◆ What you are asked to do ◆
Your task is to locate every line holding the string "enquête" and to copy each of them.
***** Records provided *****
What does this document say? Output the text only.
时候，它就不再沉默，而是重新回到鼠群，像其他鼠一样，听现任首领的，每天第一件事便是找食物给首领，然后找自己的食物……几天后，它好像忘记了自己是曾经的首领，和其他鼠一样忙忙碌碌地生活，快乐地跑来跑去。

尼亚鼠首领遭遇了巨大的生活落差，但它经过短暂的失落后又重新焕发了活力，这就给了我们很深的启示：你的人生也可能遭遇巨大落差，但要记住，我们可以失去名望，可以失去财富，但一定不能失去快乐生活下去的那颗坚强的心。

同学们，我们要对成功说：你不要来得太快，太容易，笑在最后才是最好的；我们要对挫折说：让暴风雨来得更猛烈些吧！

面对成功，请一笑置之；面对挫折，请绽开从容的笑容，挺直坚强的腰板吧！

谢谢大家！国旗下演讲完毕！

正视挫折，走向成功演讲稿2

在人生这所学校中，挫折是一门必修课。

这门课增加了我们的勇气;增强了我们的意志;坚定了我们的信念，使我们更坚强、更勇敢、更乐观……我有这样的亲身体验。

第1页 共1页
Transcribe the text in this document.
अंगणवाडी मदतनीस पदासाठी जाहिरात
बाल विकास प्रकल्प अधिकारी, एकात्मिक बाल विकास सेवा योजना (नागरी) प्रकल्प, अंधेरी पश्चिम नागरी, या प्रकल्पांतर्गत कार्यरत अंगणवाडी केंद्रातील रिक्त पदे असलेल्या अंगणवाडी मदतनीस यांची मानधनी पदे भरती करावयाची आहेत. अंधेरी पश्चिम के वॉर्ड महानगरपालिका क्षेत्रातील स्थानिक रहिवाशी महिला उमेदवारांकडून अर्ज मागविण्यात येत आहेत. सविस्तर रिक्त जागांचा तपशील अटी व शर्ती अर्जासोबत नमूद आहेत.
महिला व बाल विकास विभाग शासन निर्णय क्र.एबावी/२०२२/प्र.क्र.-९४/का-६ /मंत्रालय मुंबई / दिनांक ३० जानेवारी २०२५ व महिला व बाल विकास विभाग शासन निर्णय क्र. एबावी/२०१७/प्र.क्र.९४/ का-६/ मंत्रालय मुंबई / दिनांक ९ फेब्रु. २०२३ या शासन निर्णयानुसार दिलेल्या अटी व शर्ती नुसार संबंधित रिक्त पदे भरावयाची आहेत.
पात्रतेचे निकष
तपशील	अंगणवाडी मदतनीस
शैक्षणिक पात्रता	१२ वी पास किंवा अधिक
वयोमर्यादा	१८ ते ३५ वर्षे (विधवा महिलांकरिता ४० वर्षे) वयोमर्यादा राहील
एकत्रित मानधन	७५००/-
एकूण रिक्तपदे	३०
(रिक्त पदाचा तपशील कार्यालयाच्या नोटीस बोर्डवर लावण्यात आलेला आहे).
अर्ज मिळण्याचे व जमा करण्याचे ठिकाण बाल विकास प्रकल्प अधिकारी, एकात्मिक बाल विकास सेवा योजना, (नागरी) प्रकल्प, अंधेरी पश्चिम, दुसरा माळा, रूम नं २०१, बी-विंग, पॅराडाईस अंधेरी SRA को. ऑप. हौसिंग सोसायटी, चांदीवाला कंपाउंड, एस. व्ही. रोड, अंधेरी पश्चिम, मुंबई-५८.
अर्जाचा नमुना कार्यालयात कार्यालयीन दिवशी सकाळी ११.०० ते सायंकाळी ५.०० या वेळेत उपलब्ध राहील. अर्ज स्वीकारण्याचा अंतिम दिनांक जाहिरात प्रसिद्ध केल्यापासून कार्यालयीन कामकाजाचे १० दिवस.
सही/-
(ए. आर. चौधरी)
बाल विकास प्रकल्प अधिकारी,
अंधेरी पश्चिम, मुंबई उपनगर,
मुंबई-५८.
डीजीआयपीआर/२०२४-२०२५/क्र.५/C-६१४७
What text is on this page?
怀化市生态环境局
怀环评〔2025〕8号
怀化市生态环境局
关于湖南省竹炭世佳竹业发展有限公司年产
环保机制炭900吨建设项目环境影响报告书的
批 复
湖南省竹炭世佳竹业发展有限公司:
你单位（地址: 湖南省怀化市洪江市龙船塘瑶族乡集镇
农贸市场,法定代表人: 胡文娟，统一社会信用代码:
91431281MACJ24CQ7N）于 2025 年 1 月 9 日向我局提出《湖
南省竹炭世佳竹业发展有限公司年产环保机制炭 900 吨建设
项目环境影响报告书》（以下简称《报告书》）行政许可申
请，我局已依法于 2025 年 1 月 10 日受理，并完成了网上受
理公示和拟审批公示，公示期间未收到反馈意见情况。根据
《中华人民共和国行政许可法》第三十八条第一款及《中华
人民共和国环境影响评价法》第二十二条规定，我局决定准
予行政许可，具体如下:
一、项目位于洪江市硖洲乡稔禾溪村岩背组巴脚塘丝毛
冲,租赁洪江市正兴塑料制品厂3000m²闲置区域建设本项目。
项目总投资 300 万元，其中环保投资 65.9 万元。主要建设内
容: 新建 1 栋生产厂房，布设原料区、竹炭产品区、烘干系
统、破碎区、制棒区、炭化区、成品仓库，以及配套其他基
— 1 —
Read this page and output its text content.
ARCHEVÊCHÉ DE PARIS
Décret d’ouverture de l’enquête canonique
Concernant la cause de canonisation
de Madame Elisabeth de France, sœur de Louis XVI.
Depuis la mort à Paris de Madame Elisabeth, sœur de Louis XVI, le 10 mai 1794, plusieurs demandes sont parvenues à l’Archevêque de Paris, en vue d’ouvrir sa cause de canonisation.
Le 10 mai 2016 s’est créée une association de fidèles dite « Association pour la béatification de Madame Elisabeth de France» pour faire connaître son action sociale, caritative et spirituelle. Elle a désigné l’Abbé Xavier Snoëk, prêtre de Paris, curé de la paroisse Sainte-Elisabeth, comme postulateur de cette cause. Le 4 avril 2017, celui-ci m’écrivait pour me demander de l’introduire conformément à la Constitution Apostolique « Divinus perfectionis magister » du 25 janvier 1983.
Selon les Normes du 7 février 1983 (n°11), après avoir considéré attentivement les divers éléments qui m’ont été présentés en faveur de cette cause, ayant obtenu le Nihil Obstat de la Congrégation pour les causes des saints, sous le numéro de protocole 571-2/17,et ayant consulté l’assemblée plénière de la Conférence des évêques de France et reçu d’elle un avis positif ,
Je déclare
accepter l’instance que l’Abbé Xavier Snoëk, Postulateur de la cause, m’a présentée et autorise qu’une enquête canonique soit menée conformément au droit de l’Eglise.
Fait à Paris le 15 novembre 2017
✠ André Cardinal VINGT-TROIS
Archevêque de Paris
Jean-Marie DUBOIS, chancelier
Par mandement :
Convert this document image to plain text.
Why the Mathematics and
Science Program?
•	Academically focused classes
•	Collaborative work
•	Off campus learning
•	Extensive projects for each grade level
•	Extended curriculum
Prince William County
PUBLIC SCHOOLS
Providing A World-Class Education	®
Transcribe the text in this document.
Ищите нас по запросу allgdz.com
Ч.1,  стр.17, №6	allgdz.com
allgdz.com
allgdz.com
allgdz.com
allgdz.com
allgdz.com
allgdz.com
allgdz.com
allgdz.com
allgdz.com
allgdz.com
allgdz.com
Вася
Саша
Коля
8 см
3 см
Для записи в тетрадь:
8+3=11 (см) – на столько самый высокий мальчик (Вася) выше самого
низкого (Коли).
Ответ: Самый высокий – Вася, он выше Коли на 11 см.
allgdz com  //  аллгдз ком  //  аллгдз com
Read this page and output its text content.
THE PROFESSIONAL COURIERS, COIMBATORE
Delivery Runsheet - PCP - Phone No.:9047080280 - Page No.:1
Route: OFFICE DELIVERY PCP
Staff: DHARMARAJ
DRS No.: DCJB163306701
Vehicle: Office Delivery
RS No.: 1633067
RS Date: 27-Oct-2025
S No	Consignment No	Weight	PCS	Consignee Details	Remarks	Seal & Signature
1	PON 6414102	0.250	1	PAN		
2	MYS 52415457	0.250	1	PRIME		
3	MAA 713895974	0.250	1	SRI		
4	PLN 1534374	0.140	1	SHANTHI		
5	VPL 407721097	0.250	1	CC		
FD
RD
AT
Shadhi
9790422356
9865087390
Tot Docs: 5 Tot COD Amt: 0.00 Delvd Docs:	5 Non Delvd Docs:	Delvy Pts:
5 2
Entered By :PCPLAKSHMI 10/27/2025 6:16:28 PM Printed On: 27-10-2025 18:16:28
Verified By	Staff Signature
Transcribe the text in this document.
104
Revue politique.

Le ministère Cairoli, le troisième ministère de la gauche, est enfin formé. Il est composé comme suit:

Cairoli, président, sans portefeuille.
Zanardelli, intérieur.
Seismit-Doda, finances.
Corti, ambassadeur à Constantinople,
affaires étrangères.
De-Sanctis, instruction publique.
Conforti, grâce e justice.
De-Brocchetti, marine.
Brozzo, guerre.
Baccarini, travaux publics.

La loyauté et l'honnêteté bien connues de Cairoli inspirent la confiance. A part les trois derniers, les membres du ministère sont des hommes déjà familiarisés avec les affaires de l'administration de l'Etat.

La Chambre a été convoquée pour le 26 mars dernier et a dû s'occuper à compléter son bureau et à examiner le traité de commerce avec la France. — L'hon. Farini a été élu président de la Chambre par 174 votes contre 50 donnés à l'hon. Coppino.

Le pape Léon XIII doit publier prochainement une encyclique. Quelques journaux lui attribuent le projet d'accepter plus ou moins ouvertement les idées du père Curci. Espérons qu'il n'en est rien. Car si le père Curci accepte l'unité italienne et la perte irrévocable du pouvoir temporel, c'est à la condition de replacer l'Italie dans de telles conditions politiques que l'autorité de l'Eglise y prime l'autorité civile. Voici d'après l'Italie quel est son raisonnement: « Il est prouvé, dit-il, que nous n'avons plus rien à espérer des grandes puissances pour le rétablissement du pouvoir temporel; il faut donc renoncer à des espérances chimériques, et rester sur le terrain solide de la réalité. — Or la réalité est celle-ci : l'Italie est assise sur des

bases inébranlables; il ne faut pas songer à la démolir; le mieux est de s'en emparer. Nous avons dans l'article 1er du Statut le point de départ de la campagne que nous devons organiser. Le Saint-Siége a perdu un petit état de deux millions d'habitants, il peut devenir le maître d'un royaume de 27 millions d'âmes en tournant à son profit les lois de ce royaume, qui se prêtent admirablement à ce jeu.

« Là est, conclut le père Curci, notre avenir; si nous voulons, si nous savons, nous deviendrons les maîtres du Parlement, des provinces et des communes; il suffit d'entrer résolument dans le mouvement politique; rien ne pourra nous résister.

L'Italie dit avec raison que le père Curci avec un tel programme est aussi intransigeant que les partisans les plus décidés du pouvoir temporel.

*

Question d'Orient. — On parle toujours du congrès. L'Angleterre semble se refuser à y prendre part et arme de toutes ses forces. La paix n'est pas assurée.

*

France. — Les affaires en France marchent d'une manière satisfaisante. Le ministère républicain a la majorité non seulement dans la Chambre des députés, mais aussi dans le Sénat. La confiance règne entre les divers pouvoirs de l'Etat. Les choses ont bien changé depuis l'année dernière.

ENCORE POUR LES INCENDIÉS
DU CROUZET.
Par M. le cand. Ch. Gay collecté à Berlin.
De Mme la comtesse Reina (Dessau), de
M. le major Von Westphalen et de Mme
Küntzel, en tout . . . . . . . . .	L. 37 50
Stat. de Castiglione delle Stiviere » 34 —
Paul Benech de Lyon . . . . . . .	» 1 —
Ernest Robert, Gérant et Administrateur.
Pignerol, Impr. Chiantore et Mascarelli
*****
◆ Full answer ◆
Décret d’ouverture de l’enquête canonique
accepter l’instance que l’Abbé Xavier Snoëk, Postulateur de la cause, m’a présentée et autorise qu’une enquête canonique soit menée conformément au droit de l’Eglise.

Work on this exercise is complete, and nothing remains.